Please transcribe the records precisely; pictures stay out of your copy.

__Records from a data collection__.
◇ ◇ ◇ ◇
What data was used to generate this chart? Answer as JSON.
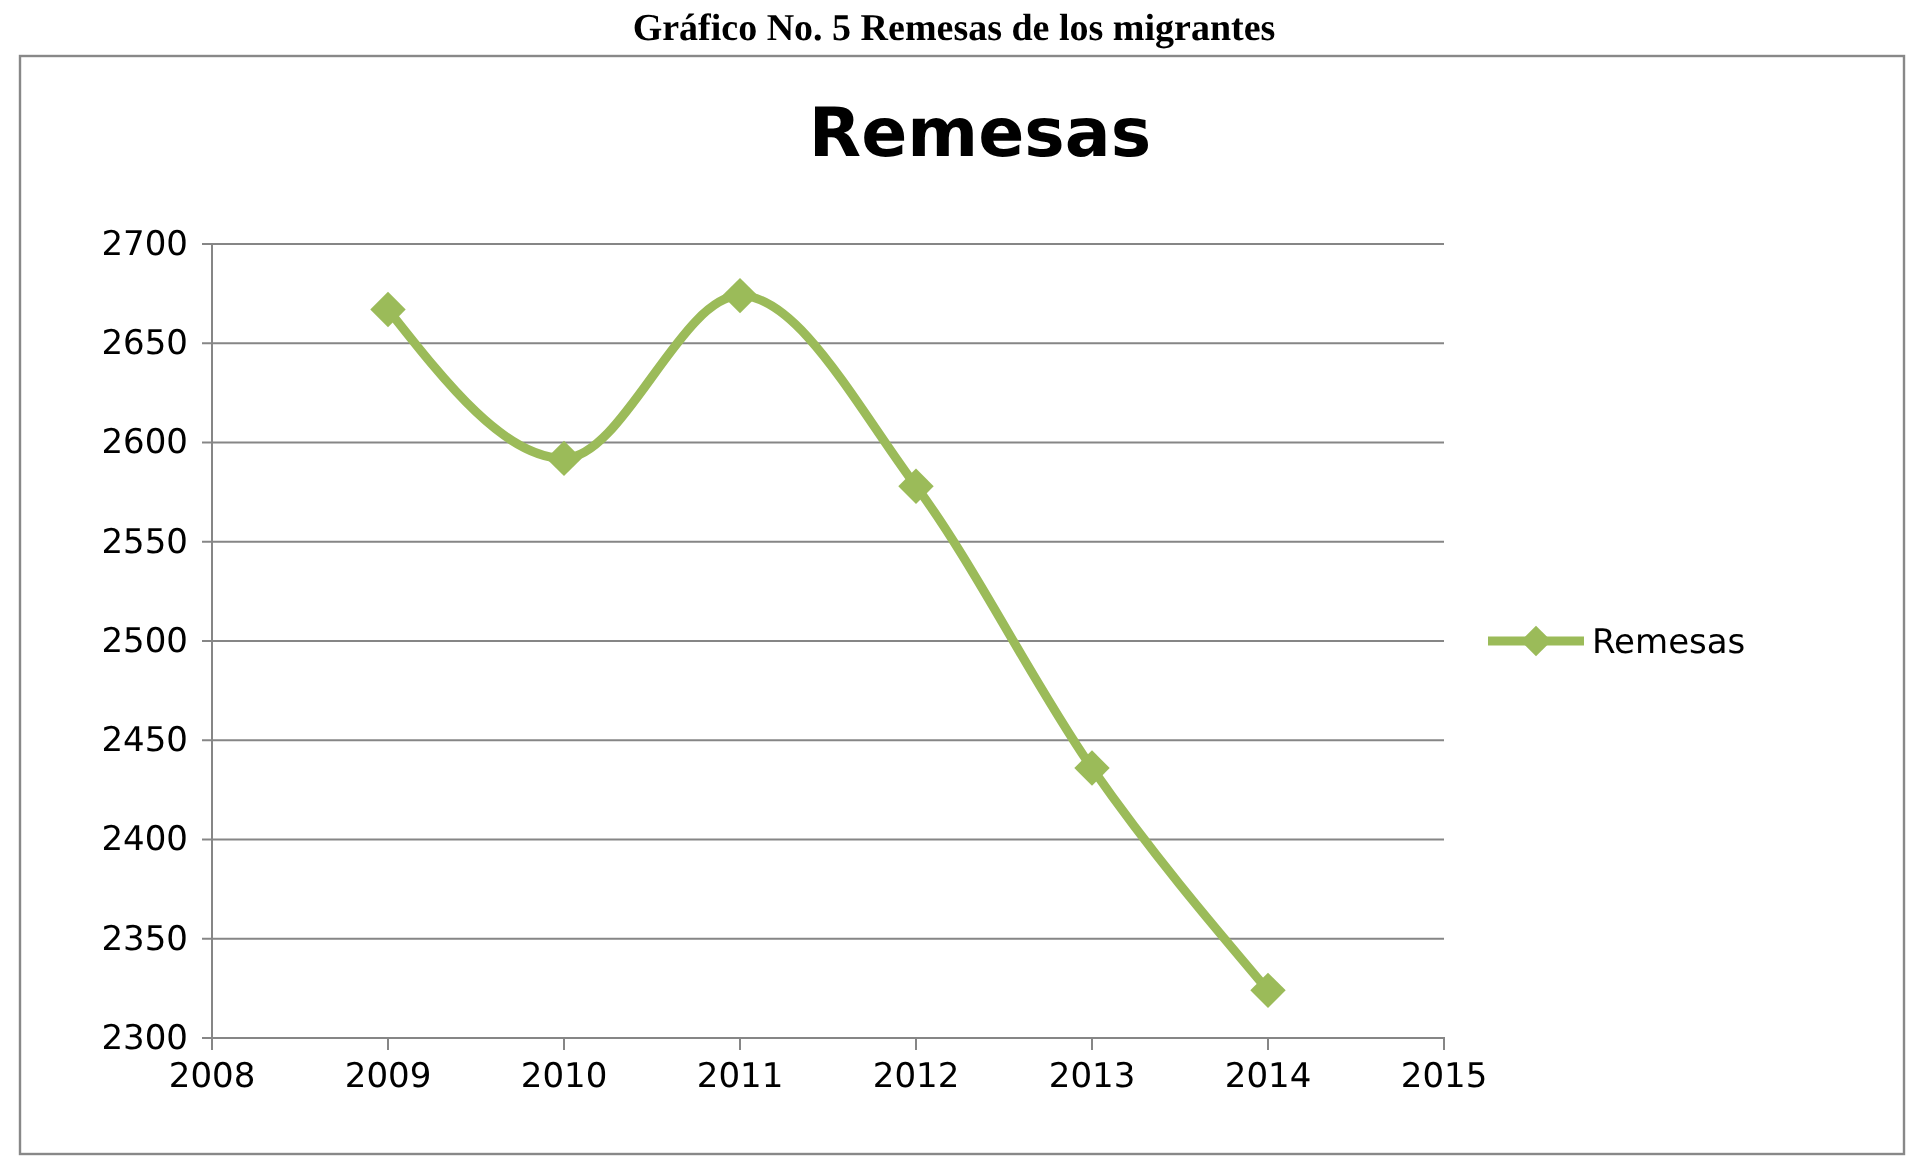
{
  "chart_data": {
    "type": "line",
    "title": "Gráfico No. 5 Remesas de los migrantes",
    "subtitle": "Remesas",
    "x": [
      2009,
      2010,
      2011,
      2012,
      2013,
      2014
    ],
    "series": [
      {
        "name": "Remesas",
        "color": "#9bbb59",
        "values": [
          2667,
          2592,
          2674,
          2578,
          2436,
          2324
        ]
      }
    ],
    "xlim": [
      2008,
      2015
    ],
    "xticks": [
      2008,
      2009,
      2010,
      2011,
      2012,
      2013,
      2014,
      2015
    ],
    "ylim": [
      2300,
      2700
    ],
    "yticks": [
      2300,
      2350,
      2400,
      2450,
      2500,
      2550,
      2600,
      2650,
      2700
    ],
    "grid": "y",
    "legend": "right",
    "marker": "diamond",
    "line_style": "solid"
  }
}
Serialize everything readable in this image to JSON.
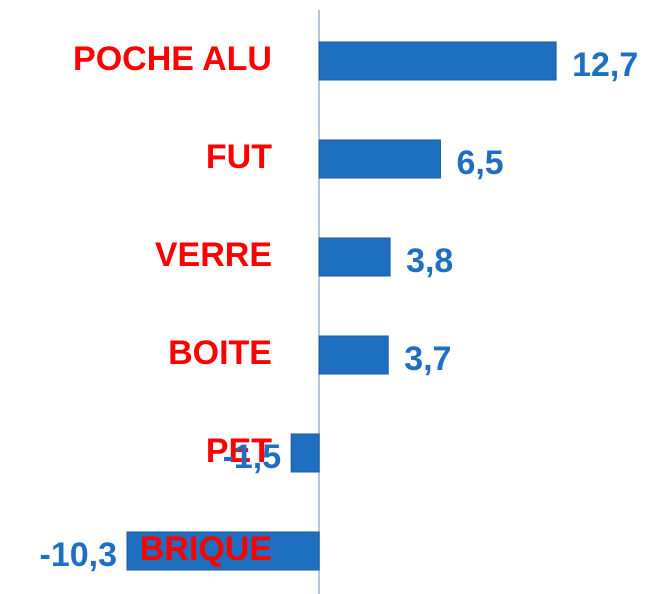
{
  "chart_data": {
    "type": "bar",
    "orientation": "horizontal",
    "categories": [
      "POCHE ALU",
      "FUT",
      "VERRE",
      "BOITE",
      "PET",
      "BRIQUE"
    ],
    "values": [
      12.7,
      6.5,
      3.8,
      3.7,
      -1.5,
      -10.3
    ],
    "value_labels": [
      "12,7",
      "6,5",
      "3,8",
      "3,7",
      "-1,5",
      "-10,3"
    ],
    "color": "#1f6fc1",
    "label_color": "#ff0000",
    "value_label_color": "#1f6fc1",
    "xlim": [
      -17,
      18
    ]
  }
}
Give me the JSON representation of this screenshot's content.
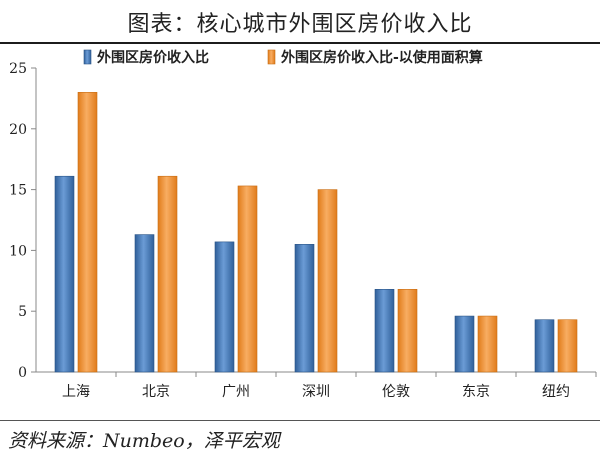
{
  "title": "图表：核心城市外围区房价收入比",
  "source": "资料来源：Numbeo，泽平宏观",
  "colors": {
    "series1": "#4a7ebb",
    "series2": "#f28e2b",
    "axis": "#888888"
  },
  "chart_data": {
    "type": "bar",
    "categories": [
      "上海",
      "北京",
      "广州",
      "深圳",
      "伦敦",
      "东京",
      "纽约"
    ],
    "series": [
      {
        "name": "外围区房价收入比",
        "values": [
          16.1,
          11.3,
          10.7,
          10.5,
          6.8,
          4.6,
          4.3
        ]
      },
      {
        "name": "外围区房价收入比-以使用面积算",
        "values": [
          23.0,
          16.1,
          15.3,
          15.0,
          6.8,
          4.6,
          4.3
        ]
      }
    ],
    "ylim": [
      0,
      25
    ],
    "yticks": [
      0,
      5,
      10,
      15,
      20,
      25
    ],
    "grid": false,
    "legend": "top"
  }
}
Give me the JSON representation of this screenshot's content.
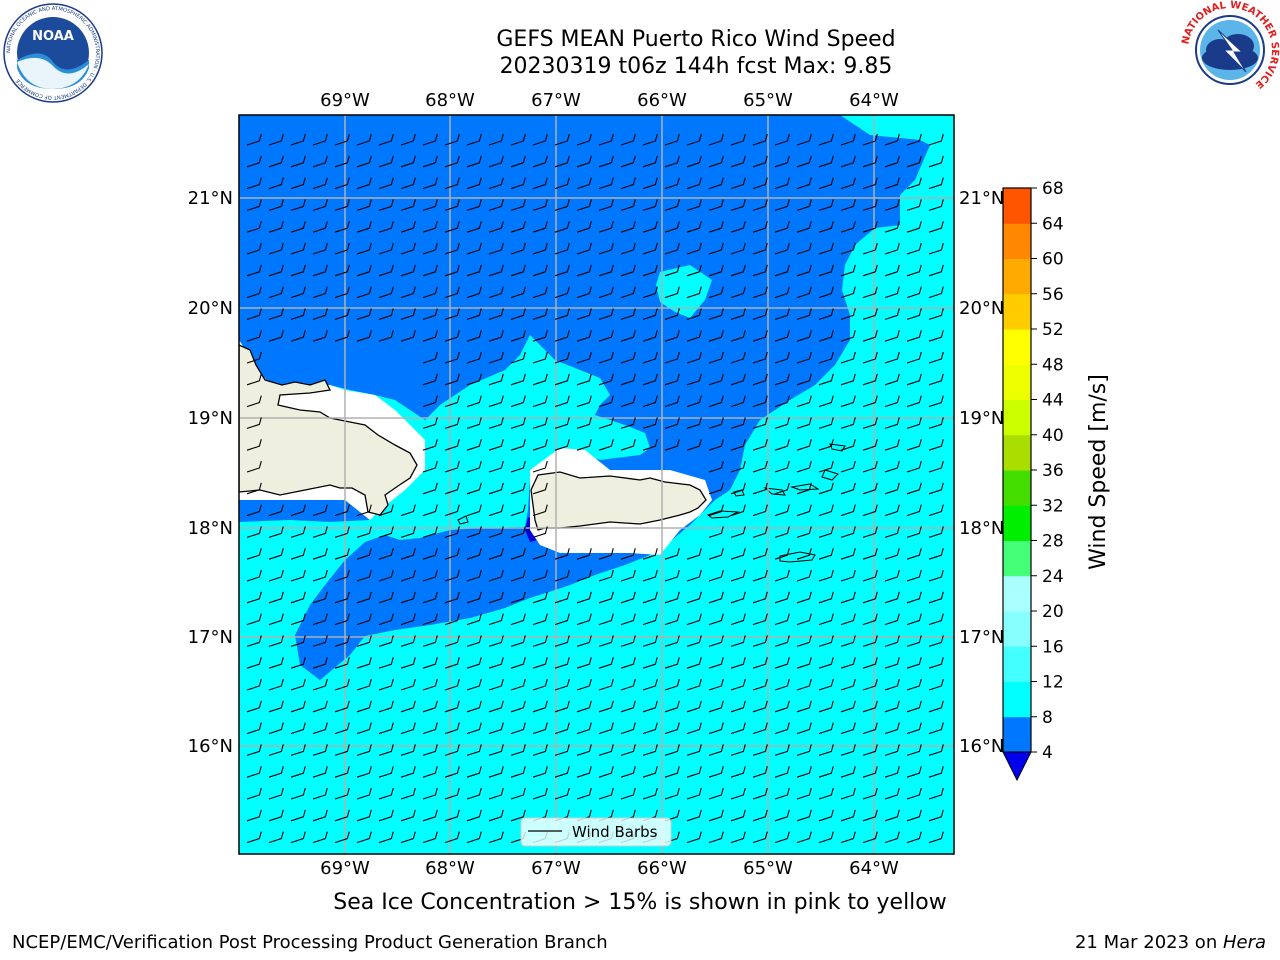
{
  "title": {
    "line1": "GEFS MEAN Puerto Rico Wind Speed",
    "line2": "20230319 t06z 144h fcst   Max: 9.85"
  },
  "logos": {
    "left": {
      "name": "noaa-logo",
      "text": "NOAA",
      "ring_text": "NATIONAL OCEANIC AND ATMOSPHERIC ADMINISTRATION · U.S. DEPARTMENT OF COMMERCE"
    },
    "right": {
      "name": "nws-logo",
      "ring_text": "NATIONAL WEATHER SERVICE"
    }
  },
  "map": {
    "lon_labels": [
      "69°W",
      "68°W",
      "67°W",
      "66°W",
      "65°W",
      "64°W"
    ],
    "lat_labels": [
      "21°N",
      "20°N",
      "19°N",
      "18°N",
      "17°N",
      "16°N"
    ],
    "colors": {
      "ocean_dark": "#0077ff",
      "ocean_light": "#00ffff",
      "land": "#efefdf",
      "deep_blue": "#0000dd",
      "grid": "#b0b0b0"
    },
    "legend_label": "Wind Barbs"
  },
  "colorbar": {
    "label": "Wind Speed [m/s]",
    "ticks": [
      "4",
      "8",
      "12",
      "16",
      "20",
      "24",
      "28",
      "32",
      "36",
      "40",
      "44",
      "48",
      "52",
      "56",
      "60",
      "64",
      "68"
    ],
    "colors": [
      "#0077ff",
      "#00ffff",
      "#44ffff",
      "#88ffff",
      "#aaffff",
      "#44ff77",
      "#00ee00",
      "#44dd00",
      "#aadd00",
      "#ccff00",
      "#eeff00",
      "#ffff00",
      "#ffcc00",
      "#ffaa00",
      "#ff8800",
      "#ff5500",
      "#ff2200",
      "#ff0000"
    ],
    "extend_color": "#0000ee"
  },
  "note": "Sea Ice Concentration > 15% is shown in pink to yellow",
  "footer": {
    "left": "NCEP/EMC/Verification Post Processing Product Generation Branch",
    "right_prefix": "21 Mar 2023 on ",
    "right_host": "Hera"
  }
}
◇ ◇ ◇ ◇
__The reply__.
What data was used to generate this chart? Answer as JSON.
{
  "chart_data": {
    "type": "line",
    "title": "Gráfico No. 5 Remesas de los migrantes",
    "subtitle": "Remesas",
    "x": [
      2009,
      2010,
      2011,
      2012,
      2013,
      2014
    ],
    "series": [
      {
        "name": "Remesas",
        "color": "#9bbb59",
        "values": [
          2667,
          2592,
          2674,
          2578,
          2436,
          2324
        ]
      }
    ],
    "xlim": [
      2008,
      2015
    ],
    "xticks": [
      2008,
      2009,
      2010,
      2011,
      2012,
      2013,
      2014,
      2015
    ],
    "ylim": [
      2300,
      2700
    ],
    "yticks": [
      2300,
      2350,
      2400,
      2450,
      2500,
      2550,
      2600,
      2650,
      2700
    ],
    "grid": "y",
    "legend": "right",
    "marker": "diamond",
    "line_style": "solid"
  }
}
Serialize everything readable in this image to JSON.
{
  "chart_data": {
    "type": "bar",
    "orientation": "horizontal",
    "categories": [
      "POCHE ALU",
      "FUT",
      "VERRE",
      "BOITE",
      "PET",
      "BRIQUE"
    ],
    "values": [
      12.7,
      6.5,
      3.8,
      3.7,
      -1.5,
      -10.3
    ],
    "value_labels": [
      "12,7",
      "6,5",
      "3,8",
      "3,7",
      "-1,5",
      "-10,3"
    ],
    "color": "#1f6fc1",
    "label_color": "#ff0000",
    "value_label_color": "#1f6fc1",
    "xlim": [
      -17,
      18
    ]
  }
}
Give me the JSON representation of this screenshot's content.
{
  "title": "图表：核心城市外围区房价收入比",
  "source": "资料来源：Numbeo，泽平宏观",
  "colors": {
    "series1": "#4a7ebb",
    "series2": "#f28e2b",
    "axis": "#888888"
  },
  "chart_data": {
    "type": "bar",
    "categories": [
      "上海",
      "北京",
      "广州",
      "深圳",
      "伦敦",
      "东京",
      "纽约"
    ],
    "series": [
      {
        "name": "外围区房价收入比",
        "values": [
          16.1,
          11.3,
          10.7,
          10.5,
          6.8,
          4.6,
          4.3
        ]
      },
      {
        "name": "外围区房价收入比-以使用面积算",
        "values": [
          23.0,
          16.1,
          15.3,
          15.0,
          6.8,
          4.6,
          4.3
        ]
      }
    ],
    "ylim": [
      0,
      25
    ],
    "yticks": [
      0,
      5,
      10,
      15,
      20,
      25
    ],
    "grid": false,
    "legend": "top"
  }
}
Give me the JSON representation of this screenshot's content.
{
  "title": {
    "line1": "GEFS MEAN Puerto Rico Wind Speed",
    "line2": "20230319 t06z 144h fcst   Max: 9.85"
  },
  "logos": {
    "left": {
      "name": "noaa-logo",
      "text": "NOAA",
      "ring_text": "NATIONAL OCEANIC AND ATMOSPHERIC ADMINISTRATION · U.S. DEPARTMENT OF COMMERCE"
    },
    "right": {
      "name": "nws-logo",
      "ring_text": "NATIONAL WEATHER SERVICE"
    }
  },
  "map": {
    "lon_labels": [
      "69°W",
      "68°W",
      "67°W",
      "66°W",
      "65°W",
      "64°W"
    ],
    "lat_labels": [
      "21°N",
      "20°N",
      "19°N",
      "18°N",
      "17°N",
      "16°N"
    ],
    "colors": {
      "ocean_dark": "#0077ff",
      "ocean_light": "#00ffff",
      "land": "#efefdf",
      "deep_blue": "#0000dd",
      "grid": "#b0b0b0"
    },
    "legend_label": "Wind Barbs"
  },
  "colorbar": {
    "label": "Wind Speed [m/s]",
    "ticks": [
      "4",
      "8",
      "12",
      "16",
      "20",
      "24",
      "28",
      "32",
      "36",
      "40",
      "44",
      "48",
      "52",
      "56",
      "60",
      "64",
      "68"
    ],
    "colors": [
      "#0077ff",
      "#00ffff",
      "#44ffff",
      "#88ffff",
      "#aaffff",
      "#44ff77",
      "#00ee00",
      "#44dd00",
      "#aadd00",
      "#ccff00",
      "#eeff00",
      "#ffff00",
      "#ffcc00",
      "#ffaa00",
      "#ff8800",
      "#ff5500",
      "#ff2200",
      "#ff0000"
    ],
    "extend_color": "#0000ee"
  },
  "note": "Sea Ice Concentration > 15% is shown in pink to yellow",
  "footer": {
    "left": "NCEP/EMC/Verification Post Processing Product Generation Branch",
    "right_prefix": "21 Mar 2023 on ",
    "right_host": "Hera"
  }
}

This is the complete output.